| REQUIREMENTS |
Write out each entry again. Keep every word exactly as it is.

Stored data:
[Start]
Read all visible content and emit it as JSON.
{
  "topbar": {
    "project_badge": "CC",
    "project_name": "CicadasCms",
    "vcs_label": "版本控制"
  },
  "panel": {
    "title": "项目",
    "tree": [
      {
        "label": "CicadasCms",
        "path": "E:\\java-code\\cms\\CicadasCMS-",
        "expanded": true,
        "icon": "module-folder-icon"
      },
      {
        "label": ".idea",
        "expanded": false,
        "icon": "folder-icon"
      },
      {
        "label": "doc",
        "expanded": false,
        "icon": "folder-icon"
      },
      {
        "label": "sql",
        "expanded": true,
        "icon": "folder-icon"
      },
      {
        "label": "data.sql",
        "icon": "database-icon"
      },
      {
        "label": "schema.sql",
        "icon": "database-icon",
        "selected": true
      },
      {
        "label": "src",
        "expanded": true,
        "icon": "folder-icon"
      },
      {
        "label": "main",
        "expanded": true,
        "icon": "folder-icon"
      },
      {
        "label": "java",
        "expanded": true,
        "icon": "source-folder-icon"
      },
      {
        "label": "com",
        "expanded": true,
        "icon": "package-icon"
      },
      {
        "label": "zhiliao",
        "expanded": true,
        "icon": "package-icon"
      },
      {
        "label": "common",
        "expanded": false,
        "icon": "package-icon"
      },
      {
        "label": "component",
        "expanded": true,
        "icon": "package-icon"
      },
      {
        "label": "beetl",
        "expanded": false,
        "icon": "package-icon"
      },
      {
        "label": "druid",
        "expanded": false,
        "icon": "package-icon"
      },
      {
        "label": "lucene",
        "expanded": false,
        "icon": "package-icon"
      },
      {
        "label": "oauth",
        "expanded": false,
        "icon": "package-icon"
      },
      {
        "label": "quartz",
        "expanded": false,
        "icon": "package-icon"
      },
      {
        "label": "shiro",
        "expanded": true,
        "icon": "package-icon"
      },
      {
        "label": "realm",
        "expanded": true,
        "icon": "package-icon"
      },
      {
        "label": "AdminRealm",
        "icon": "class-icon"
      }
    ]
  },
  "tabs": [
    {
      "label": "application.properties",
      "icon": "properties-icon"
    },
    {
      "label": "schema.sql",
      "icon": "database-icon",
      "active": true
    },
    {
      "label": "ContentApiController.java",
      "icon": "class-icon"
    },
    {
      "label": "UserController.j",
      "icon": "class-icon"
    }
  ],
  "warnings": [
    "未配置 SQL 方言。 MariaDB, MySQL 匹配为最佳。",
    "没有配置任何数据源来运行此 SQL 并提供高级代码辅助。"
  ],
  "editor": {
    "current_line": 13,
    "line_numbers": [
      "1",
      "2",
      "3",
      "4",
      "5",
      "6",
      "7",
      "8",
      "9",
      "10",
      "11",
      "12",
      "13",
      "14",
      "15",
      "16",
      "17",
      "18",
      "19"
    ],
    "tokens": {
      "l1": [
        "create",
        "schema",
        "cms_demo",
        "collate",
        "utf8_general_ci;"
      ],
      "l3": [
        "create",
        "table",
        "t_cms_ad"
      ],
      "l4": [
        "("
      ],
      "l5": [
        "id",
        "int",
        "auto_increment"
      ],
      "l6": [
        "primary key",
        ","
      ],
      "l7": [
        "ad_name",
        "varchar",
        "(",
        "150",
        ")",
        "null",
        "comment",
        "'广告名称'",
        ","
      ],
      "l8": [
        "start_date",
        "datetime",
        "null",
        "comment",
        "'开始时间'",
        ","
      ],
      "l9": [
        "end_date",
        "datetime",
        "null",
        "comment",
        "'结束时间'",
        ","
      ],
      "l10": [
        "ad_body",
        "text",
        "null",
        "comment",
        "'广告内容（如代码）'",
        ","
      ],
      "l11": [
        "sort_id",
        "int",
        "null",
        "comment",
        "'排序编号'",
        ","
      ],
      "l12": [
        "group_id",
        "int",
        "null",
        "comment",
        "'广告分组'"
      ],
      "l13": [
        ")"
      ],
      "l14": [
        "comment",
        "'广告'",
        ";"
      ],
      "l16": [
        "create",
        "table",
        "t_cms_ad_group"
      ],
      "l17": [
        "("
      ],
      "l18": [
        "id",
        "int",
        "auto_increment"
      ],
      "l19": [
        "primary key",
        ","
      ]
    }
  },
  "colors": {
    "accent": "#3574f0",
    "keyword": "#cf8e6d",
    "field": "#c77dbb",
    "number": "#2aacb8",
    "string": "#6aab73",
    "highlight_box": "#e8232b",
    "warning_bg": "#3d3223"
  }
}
[End]
| COMPLETE OUTPUT |
Read all visible content and emit it as JSON.
{
  "topbar": {
    "project_badge": "CC",
    "project_name": "CicadasCms",
    "vcs_label": "版本控制"
  },
  "panel": {
    "title": "项目",
    "tree": [
      {
        "label": "CicadasCms",
        "path": "E:\\java-code\\cms\\CicadasCMS-",
        "expanded": true,
        "icon": "module-folder-icon"
      },
      {
        "label": ".idea",
        "expanded": false,
        "icon": "folder-icon"
      },
      {
        "label": "doc",
        "expanded": false,
        "icon": "folder-icon"
      },
      {
        "label": "sql",
        "expanded": true,
        "icon": "folder-icon"
      },
      {
        "label": "data.sql",
        "icon": "database-icon"
      },
      {
        "label": "schema.sql",
        "icon": "database-icon",
        "selected": true
      },
      {
        "label": "src",
        "expanded": true,
        "icon": "folder-icon"
      },
      {
        "label": "main",
        "expanded": true,
        "icon": "folder-icon"
      },
      {
        "label": "java",
        "expanded": true,
        "icon": "source-folder-icon"
      },
      {
        "label": "com",
        "expanded": true,
        "icon": "package-icon"
      },
      {
        "label": "zhiliao",
        "expanded": true,
        "icon": "package-icon"
      },
      {
        "label": "common",
        "expanded": false,
        "icon": "package-icon"
      },
      {
        "label": "component",
        "expanded": true,
        "icon": "package-icon"
      },
      {
        "label": "beetl",
        "expanded": false,
        "icon": "package-icon"
      },
      {
        "label": "druid",
        "expanded": false,
        "icon": "package-icon"
      },
      {
        "label": "lucene",
        "expanded": false,
        "icon": "package-icon"
      },
      {
        "label": "oauth",
        "expanded": false,
        "icon": "package-icon"
      },
      {
        "label": "quartz",
        "expanded": false,
        "icon": "package-icon"
      },
      {
        "label": "shiro",
        "expanded": true,
        "icon": "package-icon"
      },
      {
        "label": "realm",
        "expanded": true,
        "icon": "package-icon"
      },
      {
        "label": "AdminRealm",
        "icon": "class-icon"
      }
    ]
  },
  "tabs": [
    {
      "label": "application.properties",
      "icon": "properties-icon"
    },
    {
      "label": "schema.sql",
      "icon": "database-icon",
      "active": true
    },
    {
      "label": "ContentApiController.java",
      "icon": "class-icon"
    },
    {
      "label": "UserController.j",
      "icon": "class-icon"
    }
  ],
  "warnings": [
    "未配置 SQL 方言。 MariaDB, MySQL 匹配为最佳。",
    "没有配置任何数据源来运行此 SQL 并提供高级代码辅助。"
  ],
  "editor": {
    "current_line": 13,
    "line_numbers": [
      "1",
      "2",
      "3",
      "4",
      "5",
      "6",
      "7",
      "8",
      "9",
      "10",
      "11",
      "12",
      "13",
      "14",
      "15",
      "16",
      "17",
      "18",
      "19"
    ],
    "tokens": {
      "l1": [
        "create",
        "schema",
        "cms_demo",
        "collate",
        "utf8_general_ci;"
      ],
      "l3": [
        "create",
        "table",
        "t_cms_ad"
      ],
      "l4": [
        "("
      ],
      "l5": [
        "id",
        "int",
        "auto_increment"
      ],
      "l6": [
        "primary key",
        ","
      ],
      "l7": [
        "ad_name",
        "varchar",
        "(",
        "150",
        ")",
        "null",
        "comment",
        "'广告名称'",
        ","
      ],
      "l8": [
        "start_date",
        "datetime",
        "null",
        "comment",
        "'开始时间'",
        ","
      ],
      "l9": [
        "end_date",
        "datetime",
        "null",
        "comment",
        "'结束时间'",
        ","
      ],
      "l10": [
        "ad_body",
        "text",
        "null",
        "comment",
        "'广告内容（如代码）'",
        ","
      ],
      "l11": [
        "sort_id",
        "int",
        "null",
        "comment",
        "'排序编号'",
        ","
      ],
      "l12": [
        "group_id",
        "int",
        "null",
        "comment",
        "'广告分组'"
      ],
      "l13": [
        ")"
      ],
      "l14": [
        "comment",
        "'广告'",
        ";"
      ],
      "l16": [
        "create",
        "table",
        "t_cms_ad_group"
      ],
      "l17": [
        "("
      ],
      "l18": [
        "id",
        "int",
        "auto_increment"
      ],
      "l19": [
        "primary key",
        ","
      ]
    }
  },
  "colors": {
    "accent": "#3574f0",
    "keyword": "#cf8e6d",
    "field": "#c77dbb",
    "number": "#2aacb8",
    "string": "#6aab73",
    "highlight_box": "#e8232b",
    "warning_bg": "#3d3223"
  }
}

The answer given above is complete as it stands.